** Selected text follows **
The National Transportation Safety Board (NTSB) investigated the accident and concluded the following probable cause in its final report:"The National Transportation Safety Board determines that the probable cause of this accident was the total and unique loss of thrust from both engines while the aircraft was penetrating an area of severe thunderstorms. The loss of thrust was caused by the ingestion of massive amounts of water and hail which in combination with thrust lever movement induced severe stalling in and major damage to the engine compressors."

The DC-9 broke into several large pieces; the cockpit had separated mostly intact and came to rest upside-down. Both pilots had been ejected from it, still strapped into their seats, and died of massive blunt-force injuries. The cockpit windows had separated and were mostly intact except for the two that had been struck by hail. No fire damage occurred to the fuselage until behind the wings, which area had been subjected to an intense conflagration, but most of the passenger section up to the wings had been demolished by impact forces. Some passengers were killed on impact, while others were ejected from the fuselage alive but injured. A number of other passengers succumbed to inhalation of smoke and fumes, including some who were unable to escape because of their injuries. Flight attendant Catherine Cooper survived unscathed because she was sitting in an area that provided her with relative protection from impact forces. She found herself hanging upside-down while still strapped into her seat, unbuckled the seatbelt, and jumped from an opening in the fuselage when the main cabin door turned out to be jammed and inoperable. Afterwards, Cooper ran to a nearby house to find help and discovered that some of the passengers were already there.
** End of Selected text **
** Recorded data follows **
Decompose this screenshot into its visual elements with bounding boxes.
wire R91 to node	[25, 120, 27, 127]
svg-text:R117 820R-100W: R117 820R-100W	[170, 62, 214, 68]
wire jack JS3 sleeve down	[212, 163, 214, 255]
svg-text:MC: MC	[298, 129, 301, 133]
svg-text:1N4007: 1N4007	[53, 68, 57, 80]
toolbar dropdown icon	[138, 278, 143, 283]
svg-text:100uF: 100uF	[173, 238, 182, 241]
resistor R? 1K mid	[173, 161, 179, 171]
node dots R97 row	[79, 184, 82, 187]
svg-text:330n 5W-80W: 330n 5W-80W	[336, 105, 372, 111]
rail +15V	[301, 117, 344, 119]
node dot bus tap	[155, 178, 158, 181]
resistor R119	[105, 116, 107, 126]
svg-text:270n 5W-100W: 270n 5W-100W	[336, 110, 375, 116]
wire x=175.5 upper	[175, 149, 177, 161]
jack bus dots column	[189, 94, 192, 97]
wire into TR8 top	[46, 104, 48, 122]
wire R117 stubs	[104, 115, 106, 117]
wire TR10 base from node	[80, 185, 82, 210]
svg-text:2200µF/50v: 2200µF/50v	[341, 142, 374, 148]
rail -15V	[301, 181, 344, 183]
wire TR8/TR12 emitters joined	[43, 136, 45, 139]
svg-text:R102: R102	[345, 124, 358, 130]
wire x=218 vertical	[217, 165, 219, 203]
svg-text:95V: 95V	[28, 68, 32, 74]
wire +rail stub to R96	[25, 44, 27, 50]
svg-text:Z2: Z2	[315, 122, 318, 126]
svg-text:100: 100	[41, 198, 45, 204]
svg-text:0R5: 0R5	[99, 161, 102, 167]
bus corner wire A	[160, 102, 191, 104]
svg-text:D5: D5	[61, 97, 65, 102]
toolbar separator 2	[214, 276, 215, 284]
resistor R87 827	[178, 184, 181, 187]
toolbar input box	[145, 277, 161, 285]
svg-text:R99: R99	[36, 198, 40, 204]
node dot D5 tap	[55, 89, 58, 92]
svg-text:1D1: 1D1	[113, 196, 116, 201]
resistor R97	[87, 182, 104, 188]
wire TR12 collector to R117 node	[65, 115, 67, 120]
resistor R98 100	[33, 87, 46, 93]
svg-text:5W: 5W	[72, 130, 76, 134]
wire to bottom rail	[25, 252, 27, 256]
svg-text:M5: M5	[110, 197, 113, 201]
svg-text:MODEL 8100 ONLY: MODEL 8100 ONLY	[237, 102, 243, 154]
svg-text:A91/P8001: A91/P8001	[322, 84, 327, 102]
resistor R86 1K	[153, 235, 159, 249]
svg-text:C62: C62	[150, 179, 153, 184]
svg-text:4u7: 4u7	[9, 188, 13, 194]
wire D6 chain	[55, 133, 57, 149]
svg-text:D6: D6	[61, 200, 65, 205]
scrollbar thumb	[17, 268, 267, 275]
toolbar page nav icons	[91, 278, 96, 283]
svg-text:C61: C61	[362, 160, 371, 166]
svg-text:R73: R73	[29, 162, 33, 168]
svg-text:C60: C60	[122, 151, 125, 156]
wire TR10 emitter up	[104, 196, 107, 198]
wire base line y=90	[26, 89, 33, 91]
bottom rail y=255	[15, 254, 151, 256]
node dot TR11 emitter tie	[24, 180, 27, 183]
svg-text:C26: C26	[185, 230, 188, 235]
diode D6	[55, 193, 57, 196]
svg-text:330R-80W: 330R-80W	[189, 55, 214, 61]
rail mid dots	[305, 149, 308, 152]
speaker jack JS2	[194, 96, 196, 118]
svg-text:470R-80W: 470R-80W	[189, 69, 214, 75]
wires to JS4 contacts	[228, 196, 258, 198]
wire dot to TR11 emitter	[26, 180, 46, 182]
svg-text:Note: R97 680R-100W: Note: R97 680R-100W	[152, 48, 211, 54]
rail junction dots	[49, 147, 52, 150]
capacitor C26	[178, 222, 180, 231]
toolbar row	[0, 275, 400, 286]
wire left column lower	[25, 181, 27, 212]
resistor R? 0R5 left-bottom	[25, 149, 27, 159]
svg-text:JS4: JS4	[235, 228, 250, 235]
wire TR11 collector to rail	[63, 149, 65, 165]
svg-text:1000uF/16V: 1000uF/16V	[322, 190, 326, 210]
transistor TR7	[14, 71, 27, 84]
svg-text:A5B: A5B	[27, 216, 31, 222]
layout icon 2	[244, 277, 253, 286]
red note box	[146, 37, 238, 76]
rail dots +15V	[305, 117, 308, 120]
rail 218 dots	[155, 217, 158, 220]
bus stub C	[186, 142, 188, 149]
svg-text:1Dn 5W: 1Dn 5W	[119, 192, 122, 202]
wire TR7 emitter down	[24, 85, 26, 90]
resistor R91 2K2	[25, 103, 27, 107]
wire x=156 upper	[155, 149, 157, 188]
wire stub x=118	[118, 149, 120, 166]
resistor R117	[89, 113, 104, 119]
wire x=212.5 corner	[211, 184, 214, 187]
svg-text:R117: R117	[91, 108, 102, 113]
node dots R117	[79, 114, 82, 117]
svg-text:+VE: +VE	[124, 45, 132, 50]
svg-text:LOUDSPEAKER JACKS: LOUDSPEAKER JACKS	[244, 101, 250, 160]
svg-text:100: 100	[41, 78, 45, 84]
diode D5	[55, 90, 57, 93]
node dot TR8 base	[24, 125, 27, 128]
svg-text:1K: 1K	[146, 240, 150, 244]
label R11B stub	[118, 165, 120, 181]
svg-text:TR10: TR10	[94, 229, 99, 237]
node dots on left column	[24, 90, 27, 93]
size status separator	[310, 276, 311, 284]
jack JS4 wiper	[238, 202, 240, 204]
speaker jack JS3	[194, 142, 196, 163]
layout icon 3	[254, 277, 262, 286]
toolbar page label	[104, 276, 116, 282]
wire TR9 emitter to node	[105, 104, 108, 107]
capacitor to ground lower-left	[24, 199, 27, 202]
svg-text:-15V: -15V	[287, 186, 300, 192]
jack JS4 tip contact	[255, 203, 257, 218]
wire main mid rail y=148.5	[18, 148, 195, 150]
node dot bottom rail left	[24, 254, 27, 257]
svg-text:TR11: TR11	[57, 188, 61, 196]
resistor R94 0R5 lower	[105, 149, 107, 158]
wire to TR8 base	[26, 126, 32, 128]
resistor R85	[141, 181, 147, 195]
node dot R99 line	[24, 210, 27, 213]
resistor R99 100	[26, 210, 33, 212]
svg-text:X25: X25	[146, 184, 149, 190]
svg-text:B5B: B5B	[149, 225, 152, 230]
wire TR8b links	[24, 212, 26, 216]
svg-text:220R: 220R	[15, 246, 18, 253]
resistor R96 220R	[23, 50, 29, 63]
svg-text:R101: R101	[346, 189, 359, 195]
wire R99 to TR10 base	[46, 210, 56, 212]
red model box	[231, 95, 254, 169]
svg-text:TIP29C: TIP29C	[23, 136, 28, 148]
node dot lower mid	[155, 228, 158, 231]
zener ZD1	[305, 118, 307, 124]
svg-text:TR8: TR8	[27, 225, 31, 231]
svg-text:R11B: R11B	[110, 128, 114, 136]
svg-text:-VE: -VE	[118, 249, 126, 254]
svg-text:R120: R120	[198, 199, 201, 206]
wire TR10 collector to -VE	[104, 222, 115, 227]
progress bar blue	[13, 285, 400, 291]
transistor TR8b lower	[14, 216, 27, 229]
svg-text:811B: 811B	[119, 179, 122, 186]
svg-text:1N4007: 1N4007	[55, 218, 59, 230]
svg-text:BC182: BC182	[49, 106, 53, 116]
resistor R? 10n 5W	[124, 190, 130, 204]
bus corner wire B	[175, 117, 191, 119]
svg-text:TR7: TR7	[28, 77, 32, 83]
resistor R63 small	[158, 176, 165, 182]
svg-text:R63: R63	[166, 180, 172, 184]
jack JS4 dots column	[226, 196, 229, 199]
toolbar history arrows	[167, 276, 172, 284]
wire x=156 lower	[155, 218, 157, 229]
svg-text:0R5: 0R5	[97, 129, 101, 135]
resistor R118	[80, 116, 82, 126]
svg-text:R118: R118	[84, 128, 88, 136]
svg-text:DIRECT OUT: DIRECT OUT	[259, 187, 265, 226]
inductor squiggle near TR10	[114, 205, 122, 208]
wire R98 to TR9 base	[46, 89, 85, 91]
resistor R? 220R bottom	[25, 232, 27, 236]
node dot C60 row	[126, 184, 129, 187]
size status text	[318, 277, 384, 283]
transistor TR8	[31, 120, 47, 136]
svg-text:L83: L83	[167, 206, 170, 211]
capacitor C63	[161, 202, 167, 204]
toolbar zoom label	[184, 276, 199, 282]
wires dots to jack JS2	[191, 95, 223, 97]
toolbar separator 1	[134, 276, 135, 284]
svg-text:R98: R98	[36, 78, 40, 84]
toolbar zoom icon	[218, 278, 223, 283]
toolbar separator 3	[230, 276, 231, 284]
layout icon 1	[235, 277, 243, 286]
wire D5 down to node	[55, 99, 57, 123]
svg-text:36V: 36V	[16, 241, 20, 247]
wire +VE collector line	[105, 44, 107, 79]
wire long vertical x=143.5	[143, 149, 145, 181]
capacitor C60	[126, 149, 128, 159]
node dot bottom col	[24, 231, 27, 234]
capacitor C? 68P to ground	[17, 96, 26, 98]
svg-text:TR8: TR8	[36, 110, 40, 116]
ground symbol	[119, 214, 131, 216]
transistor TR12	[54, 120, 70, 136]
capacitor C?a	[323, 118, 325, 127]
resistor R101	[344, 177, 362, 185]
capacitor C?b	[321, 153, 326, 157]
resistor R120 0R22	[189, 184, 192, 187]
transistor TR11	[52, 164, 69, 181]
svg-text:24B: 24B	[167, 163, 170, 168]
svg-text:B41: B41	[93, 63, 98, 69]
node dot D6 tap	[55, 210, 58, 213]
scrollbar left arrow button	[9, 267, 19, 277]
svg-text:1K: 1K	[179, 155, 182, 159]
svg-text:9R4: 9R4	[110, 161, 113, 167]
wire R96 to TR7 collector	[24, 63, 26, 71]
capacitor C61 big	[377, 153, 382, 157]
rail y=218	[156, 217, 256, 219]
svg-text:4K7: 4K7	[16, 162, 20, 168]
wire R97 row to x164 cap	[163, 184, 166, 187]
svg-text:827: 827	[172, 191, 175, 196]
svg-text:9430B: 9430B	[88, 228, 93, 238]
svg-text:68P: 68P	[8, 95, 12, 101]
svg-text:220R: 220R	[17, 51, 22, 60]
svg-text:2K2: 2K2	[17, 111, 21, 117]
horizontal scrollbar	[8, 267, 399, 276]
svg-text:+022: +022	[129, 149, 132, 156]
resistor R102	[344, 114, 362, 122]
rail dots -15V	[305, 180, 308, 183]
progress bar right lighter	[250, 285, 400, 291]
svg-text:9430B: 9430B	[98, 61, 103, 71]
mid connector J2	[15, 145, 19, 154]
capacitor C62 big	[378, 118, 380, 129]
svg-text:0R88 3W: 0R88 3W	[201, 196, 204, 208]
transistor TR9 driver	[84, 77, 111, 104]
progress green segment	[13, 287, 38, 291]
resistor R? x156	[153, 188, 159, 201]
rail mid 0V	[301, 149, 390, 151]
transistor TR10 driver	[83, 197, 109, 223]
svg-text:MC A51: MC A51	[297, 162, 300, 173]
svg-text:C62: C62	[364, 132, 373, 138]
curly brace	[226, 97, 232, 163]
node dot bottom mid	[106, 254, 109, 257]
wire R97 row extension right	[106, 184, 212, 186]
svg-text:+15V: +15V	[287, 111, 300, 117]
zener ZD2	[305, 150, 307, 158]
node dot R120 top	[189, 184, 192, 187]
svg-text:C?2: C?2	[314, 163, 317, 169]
** End of Recorded data **
Answer these questions from the DC-9 accident account.
1. According to the NTSB, what did the engines ingest?
2. Apart from the two struck by hail, what condition were the cockpit windows in?
3. What did Catherine Cooper find out about the main cabin door?

1. Massive amounts of water and hail.
2. They had separated and were mostly intact.
3. It was jammed and inoperable.